[Items from a figure collection]

****************************************

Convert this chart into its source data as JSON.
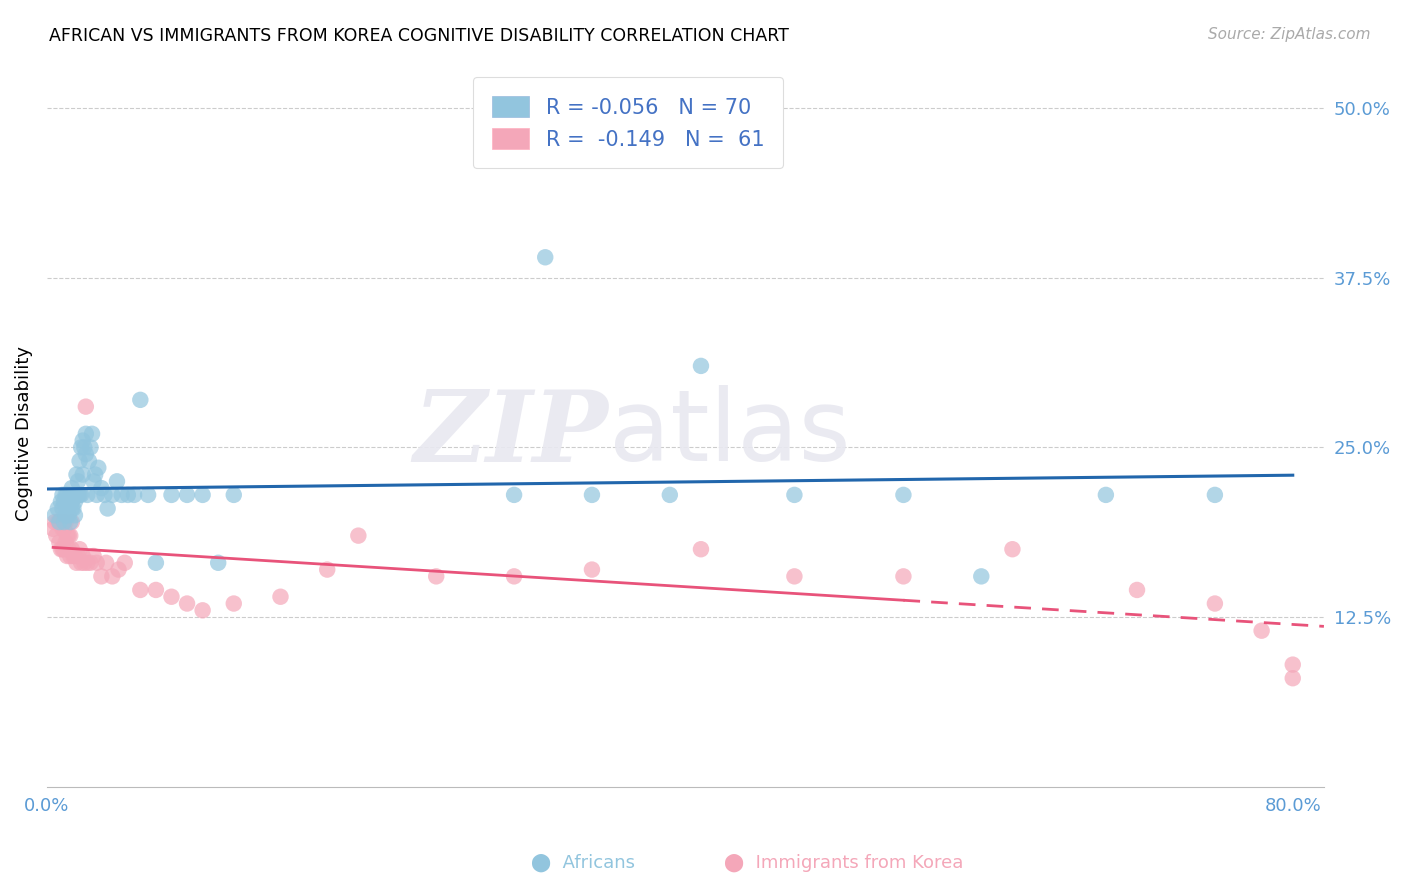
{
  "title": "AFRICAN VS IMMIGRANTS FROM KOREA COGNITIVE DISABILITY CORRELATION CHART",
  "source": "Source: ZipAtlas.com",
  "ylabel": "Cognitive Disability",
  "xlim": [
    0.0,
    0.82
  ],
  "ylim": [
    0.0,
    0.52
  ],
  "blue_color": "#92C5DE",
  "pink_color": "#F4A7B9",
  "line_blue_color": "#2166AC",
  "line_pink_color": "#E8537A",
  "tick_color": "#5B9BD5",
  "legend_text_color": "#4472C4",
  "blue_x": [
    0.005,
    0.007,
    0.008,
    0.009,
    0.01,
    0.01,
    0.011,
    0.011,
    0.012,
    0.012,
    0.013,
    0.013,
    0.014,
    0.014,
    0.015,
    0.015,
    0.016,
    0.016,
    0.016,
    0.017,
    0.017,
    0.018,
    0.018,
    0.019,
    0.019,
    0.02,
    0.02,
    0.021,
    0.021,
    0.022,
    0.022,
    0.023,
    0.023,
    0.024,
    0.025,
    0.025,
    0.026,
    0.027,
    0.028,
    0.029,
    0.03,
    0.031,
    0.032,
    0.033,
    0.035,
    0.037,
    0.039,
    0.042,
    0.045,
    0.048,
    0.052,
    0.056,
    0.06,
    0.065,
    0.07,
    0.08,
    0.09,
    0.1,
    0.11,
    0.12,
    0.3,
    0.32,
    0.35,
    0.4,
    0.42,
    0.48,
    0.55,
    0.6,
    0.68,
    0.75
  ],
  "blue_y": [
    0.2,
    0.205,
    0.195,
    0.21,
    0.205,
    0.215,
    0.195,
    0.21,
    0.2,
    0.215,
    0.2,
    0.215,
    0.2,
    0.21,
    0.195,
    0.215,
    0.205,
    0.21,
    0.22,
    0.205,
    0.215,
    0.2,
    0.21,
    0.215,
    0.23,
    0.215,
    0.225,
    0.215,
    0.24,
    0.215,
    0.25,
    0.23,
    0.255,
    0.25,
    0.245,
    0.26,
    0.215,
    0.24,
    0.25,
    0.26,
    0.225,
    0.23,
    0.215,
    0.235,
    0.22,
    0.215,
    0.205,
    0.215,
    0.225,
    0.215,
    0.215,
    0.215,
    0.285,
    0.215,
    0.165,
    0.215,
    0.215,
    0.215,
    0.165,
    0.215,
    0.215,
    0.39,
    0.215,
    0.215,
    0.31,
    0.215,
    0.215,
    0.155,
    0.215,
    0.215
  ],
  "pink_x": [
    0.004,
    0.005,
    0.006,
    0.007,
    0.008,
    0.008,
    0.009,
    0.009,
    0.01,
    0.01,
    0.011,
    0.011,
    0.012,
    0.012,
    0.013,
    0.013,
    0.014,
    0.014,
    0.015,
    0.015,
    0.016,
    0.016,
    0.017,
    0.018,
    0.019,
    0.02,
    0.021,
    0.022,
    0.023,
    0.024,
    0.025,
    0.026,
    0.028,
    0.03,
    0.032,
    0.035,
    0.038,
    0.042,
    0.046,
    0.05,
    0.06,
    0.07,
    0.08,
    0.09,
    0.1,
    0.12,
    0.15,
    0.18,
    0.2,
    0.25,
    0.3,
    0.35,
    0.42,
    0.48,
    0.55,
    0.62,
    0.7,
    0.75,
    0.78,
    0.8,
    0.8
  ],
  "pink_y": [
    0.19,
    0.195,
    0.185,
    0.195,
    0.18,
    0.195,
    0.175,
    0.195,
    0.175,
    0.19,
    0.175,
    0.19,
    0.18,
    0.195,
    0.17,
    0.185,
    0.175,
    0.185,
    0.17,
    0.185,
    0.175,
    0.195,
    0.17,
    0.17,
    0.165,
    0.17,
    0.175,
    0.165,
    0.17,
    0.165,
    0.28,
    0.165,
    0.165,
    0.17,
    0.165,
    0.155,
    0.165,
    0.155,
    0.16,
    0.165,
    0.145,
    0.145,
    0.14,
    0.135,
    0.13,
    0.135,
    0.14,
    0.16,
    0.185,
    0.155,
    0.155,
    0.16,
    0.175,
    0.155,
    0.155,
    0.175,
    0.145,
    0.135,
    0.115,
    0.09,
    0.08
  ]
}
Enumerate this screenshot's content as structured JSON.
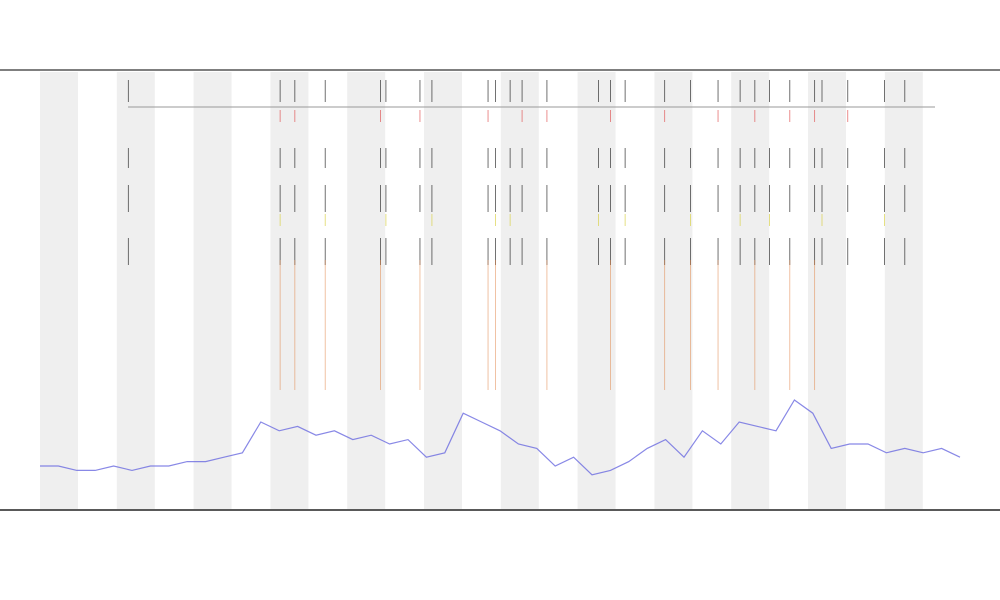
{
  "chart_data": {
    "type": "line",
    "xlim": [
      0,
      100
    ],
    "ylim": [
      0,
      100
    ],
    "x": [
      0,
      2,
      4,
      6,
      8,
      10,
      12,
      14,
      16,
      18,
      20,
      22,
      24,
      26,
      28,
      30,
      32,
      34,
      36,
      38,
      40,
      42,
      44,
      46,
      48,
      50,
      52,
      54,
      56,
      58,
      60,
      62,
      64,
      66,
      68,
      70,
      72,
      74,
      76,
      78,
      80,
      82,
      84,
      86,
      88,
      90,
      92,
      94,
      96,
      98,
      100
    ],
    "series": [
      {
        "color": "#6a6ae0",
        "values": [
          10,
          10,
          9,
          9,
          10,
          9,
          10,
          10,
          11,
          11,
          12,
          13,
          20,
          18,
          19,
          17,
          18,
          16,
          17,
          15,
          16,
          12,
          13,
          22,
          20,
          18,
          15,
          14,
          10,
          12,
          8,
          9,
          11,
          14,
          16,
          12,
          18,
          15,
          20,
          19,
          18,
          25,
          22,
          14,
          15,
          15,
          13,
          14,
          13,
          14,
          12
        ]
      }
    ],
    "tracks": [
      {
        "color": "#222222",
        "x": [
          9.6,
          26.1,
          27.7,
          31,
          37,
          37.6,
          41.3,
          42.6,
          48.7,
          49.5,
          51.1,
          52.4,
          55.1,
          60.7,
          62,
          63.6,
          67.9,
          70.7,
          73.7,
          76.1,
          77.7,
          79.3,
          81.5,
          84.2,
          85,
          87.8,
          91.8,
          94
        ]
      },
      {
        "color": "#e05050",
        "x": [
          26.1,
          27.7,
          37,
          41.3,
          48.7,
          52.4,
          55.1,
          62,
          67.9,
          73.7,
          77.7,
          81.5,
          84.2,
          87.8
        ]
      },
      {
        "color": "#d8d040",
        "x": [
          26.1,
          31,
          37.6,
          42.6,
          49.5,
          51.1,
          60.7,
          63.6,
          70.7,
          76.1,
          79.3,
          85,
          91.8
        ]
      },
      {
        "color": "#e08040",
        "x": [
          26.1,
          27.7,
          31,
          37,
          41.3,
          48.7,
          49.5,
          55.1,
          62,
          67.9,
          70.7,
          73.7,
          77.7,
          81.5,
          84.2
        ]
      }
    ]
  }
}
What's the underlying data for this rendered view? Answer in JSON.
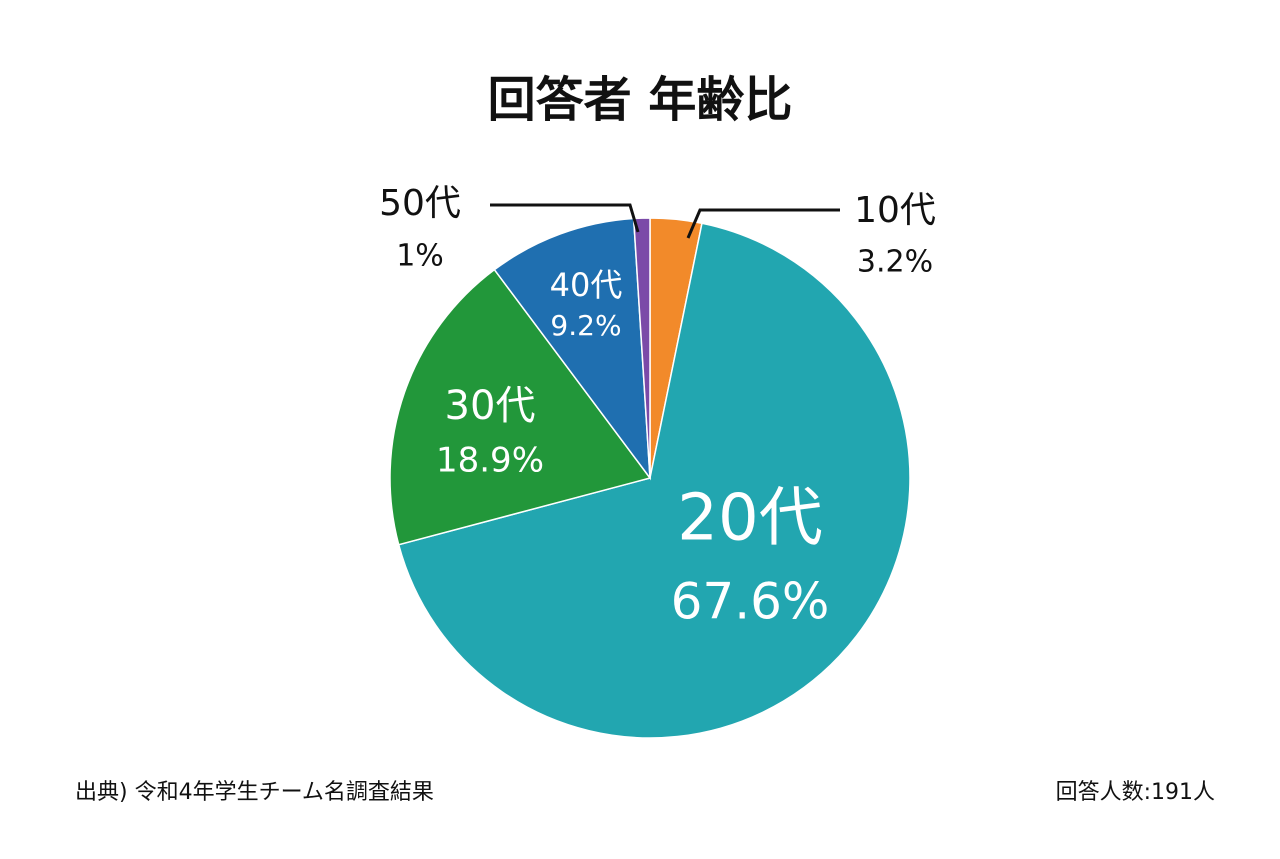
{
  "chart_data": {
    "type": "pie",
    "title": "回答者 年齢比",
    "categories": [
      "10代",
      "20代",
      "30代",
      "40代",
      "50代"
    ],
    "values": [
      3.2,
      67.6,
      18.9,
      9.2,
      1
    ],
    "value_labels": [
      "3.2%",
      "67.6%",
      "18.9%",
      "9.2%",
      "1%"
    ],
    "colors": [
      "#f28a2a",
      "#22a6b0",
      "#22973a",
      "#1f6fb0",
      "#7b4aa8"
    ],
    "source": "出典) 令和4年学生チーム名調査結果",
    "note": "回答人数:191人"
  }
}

****************************************

Request → Find and copy each line above that includes the string "source".

Response to the exercise →
Convert this chart into its source data as JSON.
  "source": "Source: ZipAtlas.com",
    "source": "出典) 令和4年学生チーム名調査結果",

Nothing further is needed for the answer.